Task instructions
State how many lines of the entries include the string "document", please, leaving out everything but the number.

─── Records shown ───

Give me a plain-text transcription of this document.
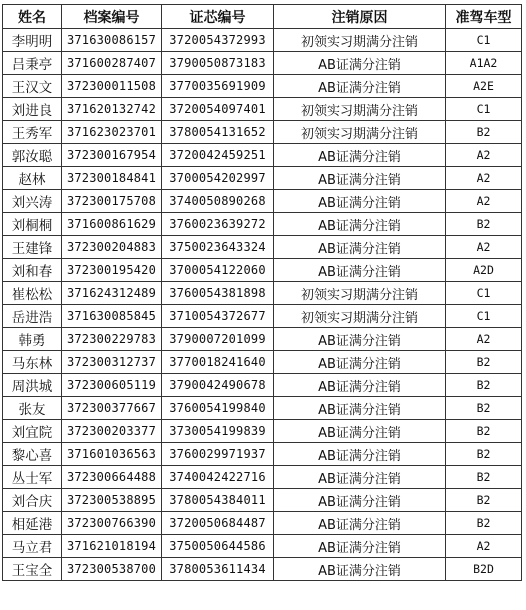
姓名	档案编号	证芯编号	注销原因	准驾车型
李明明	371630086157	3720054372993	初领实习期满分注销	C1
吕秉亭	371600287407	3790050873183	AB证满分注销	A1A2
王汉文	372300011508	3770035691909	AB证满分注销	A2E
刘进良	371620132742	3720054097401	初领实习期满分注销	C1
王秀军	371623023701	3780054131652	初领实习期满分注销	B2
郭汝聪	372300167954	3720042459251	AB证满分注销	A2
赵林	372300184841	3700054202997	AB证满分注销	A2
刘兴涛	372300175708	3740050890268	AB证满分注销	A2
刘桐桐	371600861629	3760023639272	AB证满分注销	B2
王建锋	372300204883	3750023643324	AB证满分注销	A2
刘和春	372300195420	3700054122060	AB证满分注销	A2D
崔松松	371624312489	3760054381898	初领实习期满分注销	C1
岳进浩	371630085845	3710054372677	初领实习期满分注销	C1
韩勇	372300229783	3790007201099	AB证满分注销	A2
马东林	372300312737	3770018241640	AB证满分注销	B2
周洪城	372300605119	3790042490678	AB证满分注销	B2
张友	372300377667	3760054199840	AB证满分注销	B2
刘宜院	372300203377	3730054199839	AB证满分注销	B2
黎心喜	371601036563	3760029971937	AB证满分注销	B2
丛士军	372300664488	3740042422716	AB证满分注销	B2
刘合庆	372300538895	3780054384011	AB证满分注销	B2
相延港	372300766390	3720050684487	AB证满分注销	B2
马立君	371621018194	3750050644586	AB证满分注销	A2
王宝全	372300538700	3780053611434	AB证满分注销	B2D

───
─── Records shown ───

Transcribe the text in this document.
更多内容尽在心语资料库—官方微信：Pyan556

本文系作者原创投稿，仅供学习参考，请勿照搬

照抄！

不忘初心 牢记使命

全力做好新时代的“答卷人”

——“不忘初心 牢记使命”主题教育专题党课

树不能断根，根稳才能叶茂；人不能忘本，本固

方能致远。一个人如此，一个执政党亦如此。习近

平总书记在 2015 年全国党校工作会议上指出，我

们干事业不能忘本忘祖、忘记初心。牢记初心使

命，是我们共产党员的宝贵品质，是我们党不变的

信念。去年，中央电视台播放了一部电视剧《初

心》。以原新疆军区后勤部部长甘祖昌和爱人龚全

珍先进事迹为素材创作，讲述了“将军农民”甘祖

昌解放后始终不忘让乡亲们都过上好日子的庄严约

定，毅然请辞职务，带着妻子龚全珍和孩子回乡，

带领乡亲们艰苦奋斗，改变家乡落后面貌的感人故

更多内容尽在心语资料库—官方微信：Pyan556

───

The completed task
2